Task inputs:

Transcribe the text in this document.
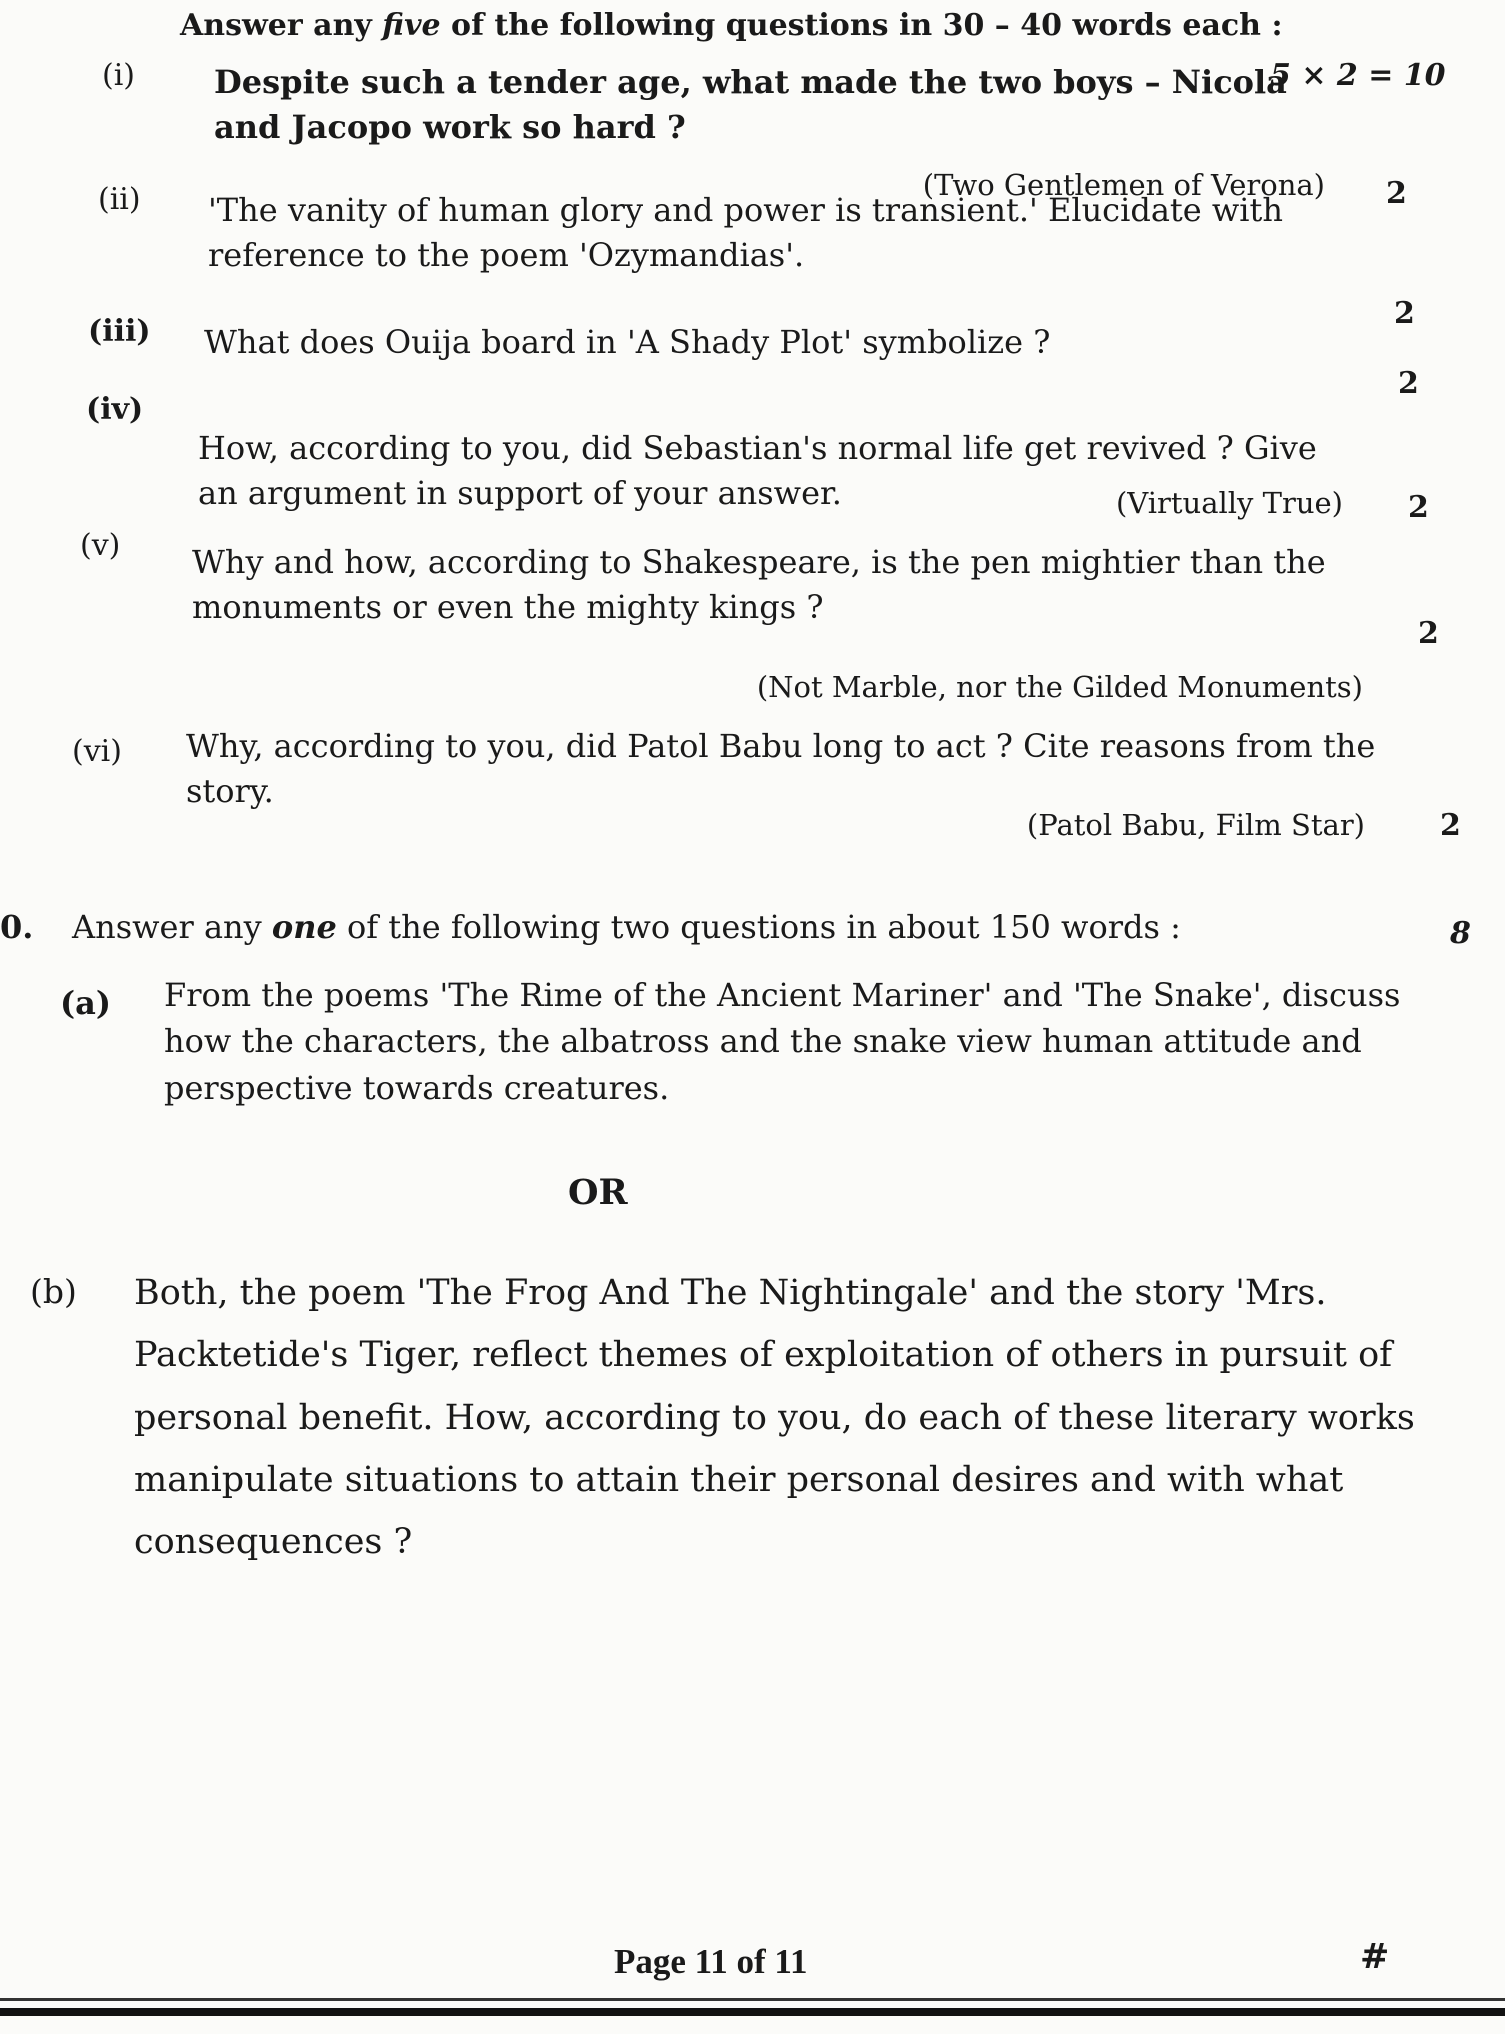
Answer any five of the following questions in 30 – 40 words each :
5 × 2 = 10
(i) Despite such a tender age, what made the two boys – Nicola and Jacopo work so hard ?
(Two Gentlemen of Verona) 2
(ii) 'The vanity of human glory and power is transient.' Elucidate with reference to the poem 'Ozymandias'.
2
(iii) What does Ouija board in 'A Shady Plot' symbolize ?
2
(iv)
How, according to you, did Sebastian's normal life get revived ? Give an argument in support of your answer.	(Virtually True) 2
(v) Why and how, according to Shakespeare, is the pen mightier than the monuments or even the mighty kings ?
2
(Not Marble, nor the Gilded Monuments)
(vi) Why, according to you, did Patol Babu long to act ? Cite reasons from the story.
(Patol Babu, Film Star)	2
0. Answer any one of the following two questions in about 150 words :	8
(a) From the poems 'The Rime of the Ancient Mariner' and 'The Snake', discuss how the characters, the albatross and the snake view human attitude and perspective towards creatures.
OR
(b) Both, the poem 'The Frog And The Nightingale' and the story 'Mrs. Packtetide's Tiger, reflect themes of exploitation of others in pursuit of personal benefit. How, according to you, do each of these literary works manipulate situations to attain their personal desires and with what consequences ?
Page 11 of 11	#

Aim: Omit the images and transcribe all of the records above word for word.

Output below:
Transcribe the text in this document.
Answer any five of the following questions in 30 – 40 words each :
5 × 2 = 10
(i) Despite such a tender age, what made the two boys – Nicola and Jacopo work so hard ?
(Two Gentlemen of Verona) 2
(ii) 'The vanity of human glory and power is transient.' Elucidate with reference to the poem 'Ozymandias'.
2
(iii) What does Ouija board in 'A Shady Plot' symbolize ?
2
(iv)
How, according to you, did Sebastian's normal life get revived ? Give an argument in support of your answer.	(Virtually True) 2
(v) Why and how, according to Shakespeare, is the pen mightier than the monuments or even the mighty kings ?
2
(Not Marble, nor the Gilded Monuments)
(vi) Why, according to you, did Patol Babu long to act ? Cite reasons from the story.
(Patol Babu, Film Star)	2
0. Answer any one of the following two questions in about 150 words :	8
(a) From the poems 'The Rime of the Ancient Mariner' and 'The Snake', discuss how the characters, the albatross and the snake view human attitude and perspective towards creatures.
OR
(b) Both, the poem 'The Frog And The Nightingale' and the story 'Mrs. Packtetide's Tiger, reflect themes of exploitation of others in pursuit of personal benefit. How, according to you, do each of these literary works manipulate situations to attain their personal desires and with what consequences ?
Page 11 of 11	#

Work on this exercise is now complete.